■ **Do this**
Pick out every line of the entries below where "price" occurs, and copy those lines.

■ **Input records**
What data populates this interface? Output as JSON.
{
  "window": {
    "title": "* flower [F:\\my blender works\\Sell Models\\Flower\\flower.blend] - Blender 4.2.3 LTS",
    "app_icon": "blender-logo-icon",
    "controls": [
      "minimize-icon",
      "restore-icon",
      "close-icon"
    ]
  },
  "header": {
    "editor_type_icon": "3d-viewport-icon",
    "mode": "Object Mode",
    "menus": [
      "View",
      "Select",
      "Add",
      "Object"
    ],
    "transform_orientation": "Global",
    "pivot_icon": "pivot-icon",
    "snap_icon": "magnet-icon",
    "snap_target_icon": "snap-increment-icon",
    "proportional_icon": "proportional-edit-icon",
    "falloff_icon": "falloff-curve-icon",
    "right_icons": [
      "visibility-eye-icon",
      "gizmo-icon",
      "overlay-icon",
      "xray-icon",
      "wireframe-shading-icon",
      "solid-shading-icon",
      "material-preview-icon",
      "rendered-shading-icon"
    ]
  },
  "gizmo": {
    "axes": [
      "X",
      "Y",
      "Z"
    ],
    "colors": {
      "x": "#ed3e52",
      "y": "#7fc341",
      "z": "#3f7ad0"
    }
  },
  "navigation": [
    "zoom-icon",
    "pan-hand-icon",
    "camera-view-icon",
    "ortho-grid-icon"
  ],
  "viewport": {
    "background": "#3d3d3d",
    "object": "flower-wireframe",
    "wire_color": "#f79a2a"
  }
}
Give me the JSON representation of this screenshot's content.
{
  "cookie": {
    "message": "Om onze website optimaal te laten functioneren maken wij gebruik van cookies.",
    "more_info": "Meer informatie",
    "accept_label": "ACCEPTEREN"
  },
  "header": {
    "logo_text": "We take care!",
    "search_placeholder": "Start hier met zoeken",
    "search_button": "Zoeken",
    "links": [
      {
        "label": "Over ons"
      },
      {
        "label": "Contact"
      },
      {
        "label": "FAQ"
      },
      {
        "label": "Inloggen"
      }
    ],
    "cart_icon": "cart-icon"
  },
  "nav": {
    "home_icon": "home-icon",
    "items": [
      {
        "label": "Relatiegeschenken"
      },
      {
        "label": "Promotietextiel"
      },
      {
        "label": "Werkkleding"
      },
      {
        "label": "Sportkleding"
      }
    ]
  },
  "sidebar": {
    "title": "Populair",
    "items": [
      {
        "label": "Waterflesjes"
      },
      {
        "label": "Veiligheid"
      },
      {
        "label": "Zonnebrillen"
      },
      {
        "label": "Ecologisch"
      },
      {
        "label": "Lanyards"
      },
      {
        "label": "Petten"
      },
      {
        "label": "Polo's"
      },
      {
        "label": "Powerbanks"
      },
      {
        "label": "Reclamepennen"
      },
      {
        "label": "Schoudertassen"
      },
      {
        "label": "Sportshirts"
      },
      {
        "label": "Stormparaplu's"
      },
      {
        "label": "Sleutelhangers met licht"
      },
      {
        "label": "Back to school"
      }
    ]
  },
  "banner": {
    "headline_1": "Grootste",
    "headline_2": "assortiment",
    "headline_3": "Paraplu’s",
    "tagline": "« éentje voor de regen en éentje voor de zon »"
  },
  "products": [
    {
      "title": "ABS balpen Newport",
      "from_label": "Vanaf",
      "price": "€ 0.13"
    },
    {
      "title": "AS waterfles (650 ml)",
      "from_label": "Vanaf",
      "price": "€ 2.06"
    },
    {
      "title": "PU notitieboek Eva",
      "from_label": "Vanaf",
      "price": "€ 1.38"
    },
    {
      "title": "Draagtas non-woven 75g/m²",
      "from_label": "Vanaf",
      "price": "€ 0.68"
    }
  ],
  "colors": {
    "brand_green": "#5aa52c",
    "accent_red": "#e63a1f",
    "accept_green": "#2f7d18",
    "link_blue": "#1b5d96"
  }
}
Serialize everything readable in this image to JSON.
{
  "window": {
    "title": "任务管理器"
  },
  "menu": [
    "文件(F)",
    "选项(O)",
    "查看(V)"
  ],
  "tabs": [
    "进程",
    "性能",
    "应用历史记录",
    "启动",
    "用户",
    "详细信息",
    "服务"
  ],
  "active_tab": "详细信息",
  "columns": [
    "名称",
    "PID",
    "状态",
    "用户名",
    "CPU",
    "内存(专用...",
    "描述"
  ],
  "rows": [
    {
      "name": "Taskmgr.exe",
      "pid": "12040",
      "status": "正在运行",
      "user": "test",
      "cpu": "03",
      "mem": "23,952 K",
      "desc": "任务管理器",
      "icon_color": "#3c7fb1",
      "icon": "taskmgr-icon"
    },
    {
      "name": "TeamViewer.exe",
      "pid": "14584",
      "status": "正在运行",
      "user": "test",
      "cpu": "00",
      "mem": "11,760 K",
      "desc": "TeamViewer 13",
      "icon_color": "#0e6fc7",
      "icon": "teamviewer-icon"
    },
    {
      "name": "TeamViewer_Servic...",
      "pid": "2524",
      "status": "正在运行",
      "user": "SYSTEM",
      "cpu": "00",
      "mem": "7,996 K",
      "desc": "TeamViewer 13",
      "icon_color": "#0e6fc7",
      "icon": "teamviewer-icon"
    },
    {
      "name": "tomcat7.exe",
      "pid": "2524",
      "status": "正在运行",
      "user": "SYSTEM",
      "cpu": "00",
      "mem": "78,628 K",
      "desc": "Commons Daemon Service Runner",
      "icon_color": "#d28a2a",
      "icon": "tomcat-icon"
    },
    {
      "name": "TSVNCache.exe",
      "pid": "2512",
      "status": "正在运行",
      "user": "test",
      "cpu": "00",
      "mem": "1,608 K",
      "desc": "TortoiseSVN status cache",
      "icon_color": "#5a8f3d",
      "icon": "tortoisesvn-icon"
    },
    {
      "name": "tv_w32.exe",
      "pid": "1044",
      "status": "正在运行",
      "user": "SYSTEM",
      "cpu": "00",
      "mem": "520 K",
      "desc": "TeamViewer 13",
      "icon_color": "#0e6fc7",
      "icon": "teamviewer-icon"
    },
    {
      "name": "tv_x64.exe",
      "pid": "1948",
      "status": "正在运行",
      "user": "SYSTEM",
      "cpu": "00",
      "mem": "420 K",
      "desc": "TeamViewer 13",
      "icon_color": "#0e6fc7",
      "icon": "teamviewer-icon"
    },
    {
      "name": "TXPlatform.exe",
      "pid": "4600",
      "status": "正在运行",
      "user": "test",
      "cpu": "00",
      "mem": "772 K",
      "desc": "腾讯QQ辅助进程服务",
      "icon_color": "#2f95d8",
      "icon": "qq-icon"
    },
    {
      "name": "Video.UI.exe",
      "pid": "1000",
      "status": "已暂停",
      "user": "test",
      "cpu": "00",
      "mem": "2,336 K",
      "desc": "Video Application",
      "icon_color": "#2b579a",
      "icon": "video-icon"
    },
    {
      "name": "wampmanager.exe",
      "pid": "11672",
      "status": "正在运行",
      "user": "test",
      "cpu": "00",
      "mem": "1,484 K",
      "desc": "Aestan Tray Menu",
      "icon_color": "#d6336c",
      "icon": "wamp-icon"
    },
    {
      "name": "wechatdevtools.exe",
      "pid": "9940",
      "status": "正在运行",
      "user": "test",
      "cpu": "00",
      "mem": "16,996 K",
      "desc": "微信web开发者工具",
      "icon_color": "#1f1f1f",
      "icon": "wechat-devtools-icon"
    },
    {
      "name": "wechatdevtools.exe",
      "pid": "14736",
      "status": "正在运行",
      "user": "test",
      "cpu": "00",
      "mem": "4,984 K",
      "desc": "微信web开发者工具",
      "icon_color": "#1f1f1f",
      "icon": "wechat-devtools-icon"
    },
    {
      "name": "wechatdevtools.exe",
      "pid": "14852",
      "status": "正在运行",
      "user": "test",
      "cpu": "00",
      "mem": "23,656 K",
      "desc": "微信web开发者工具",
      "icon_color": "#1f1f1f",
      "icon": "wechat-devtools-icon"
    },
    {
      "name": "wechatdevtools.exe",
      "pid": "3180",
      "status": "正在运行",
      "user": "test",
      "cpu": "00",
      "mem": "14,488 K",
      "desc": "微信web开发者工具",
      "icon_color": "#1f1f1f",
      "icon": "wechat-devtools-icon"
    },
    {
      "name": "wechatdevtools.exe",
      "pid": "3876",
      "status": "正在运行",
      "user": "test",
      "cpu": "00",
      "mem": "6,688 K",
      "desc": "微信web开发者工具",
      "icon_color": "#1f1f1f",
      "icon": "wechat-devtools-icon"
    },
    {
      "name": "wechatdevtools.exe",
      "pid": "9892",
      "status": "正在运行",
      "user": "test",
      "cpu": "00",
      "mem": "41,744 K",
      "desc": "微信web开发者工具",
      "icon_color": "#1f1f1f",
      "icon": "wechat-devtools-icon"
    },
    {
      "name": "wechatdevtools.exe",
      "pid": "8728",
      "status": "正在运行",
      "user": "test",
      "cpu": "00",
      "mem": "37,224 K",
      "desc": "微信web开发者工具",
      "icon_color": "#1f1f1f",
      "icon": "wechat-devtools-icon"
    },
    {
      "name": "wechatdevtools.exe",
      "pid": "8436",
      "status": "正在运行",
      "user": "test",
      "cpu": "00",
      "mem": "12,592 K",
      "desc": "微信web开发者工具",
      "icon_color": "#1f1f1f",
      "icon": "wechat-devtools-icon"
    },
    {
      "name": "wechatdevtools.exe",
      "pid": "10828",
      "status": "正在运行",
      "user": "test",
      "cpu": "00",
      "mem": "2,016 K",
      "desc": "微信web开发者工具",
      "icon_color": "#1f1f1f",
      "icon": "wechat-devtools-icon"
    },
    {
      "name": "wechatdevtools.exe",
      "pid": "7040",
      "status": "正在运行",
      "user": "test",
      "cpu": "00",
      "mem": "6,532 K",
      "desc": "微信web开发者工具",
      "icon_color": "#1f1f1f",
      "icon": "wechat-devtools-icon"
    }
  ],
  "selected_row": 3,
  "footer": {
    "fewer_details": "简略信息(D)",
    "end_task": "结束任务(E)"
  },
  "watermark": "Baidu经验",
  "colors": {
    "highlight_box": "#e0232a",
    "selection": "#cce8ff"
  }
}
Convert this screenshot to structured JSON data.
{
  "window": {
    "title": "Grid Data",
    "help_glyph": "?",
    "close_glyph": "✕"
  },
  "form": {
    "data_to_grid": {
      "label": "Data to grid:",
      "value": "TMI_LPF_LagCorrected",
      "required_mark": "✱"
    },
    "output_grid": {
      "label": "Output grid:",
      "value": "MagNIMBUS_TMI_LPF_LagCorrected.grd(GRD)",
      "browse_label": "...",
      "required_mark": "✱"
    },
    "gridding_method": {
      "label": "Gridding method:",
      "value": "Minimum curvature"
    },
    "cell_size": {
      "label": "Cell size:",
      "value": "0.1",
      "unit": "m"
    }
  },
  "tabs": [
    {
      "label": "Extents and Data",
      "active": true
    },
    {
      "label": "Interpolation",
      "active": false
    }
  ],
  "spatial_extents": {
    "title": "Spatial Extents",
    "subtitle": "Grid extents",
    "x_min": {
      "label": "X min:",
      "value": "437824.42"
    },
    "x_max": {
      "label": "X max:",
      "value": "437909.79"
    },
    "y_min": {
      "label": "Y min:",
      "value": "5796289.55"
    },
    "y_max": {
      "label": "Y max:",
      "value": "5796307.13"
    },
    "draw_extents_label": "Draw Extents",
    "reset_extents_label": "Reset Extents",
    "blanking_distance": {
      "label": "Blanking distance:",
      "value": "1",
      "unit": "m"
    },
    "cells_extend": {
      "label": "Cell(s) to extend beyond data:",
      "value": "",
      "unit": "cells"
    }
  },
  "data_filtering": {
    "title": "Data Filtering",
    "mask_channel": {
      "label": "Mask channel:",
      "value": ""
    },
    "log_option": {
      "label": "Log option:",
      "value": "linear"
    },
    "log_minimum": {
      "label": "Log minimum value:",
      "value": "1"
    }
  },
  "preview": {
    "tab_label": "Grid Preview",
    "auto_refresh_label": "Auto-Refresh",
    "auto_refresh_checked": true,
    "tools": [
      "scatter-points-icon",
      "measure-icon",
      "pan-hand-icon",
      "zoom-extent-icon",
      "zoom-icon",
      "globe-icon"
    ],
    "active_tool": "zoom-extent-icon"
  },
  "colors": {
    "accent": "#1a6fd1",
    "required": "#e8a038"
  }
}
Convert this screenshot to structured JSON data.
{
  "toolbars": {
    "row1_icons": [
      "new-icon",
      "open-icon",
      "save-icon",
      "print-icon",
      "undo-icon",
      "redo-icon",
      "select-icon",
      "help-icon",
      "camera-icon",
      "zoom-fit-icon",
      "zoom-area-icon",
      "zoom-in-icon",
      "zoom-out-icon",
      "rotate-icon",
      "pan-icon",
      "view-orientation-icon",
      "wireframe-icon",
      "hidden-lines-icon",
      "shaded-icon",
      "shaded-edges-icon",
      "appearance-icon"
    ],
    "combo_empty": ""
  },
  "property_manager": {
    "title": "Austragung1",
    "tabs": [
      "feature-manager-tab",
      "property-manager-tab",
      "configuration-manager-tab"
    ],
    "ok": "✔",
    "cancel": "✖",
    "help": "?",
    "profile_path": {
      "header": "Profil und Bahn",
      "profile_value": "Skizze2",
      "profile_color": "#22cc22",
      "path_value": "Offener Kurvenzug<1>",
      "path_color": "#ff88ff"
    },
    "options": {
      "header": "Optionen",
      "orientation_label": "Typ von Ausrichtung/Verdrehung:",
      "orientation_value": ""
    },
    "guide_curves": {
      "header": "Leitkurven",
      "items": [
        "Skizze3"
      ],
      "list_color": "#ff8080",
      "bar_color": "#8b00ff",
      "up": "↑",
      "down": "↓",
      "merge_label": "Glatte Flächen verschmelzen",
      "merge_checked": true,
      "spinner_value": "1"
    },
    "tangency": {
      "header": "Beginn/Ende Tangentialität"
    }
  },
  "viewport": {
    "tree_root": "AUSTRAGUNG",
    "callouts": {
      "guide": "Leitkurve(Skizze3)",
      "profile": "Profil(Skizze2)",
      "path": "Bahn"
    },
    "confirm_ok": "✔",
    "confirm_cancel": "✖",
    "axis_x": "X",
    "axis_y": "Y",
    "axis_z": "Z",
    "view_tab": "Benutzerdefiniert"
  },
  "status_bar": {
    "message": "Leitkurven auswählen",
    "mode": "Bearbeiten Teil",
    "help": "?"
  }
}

■ **Full answer**
      "price": "€ 0.13"
      "price": "€ 2.06"
      "price": "€ 1.38"
      "price": "€ 0.68"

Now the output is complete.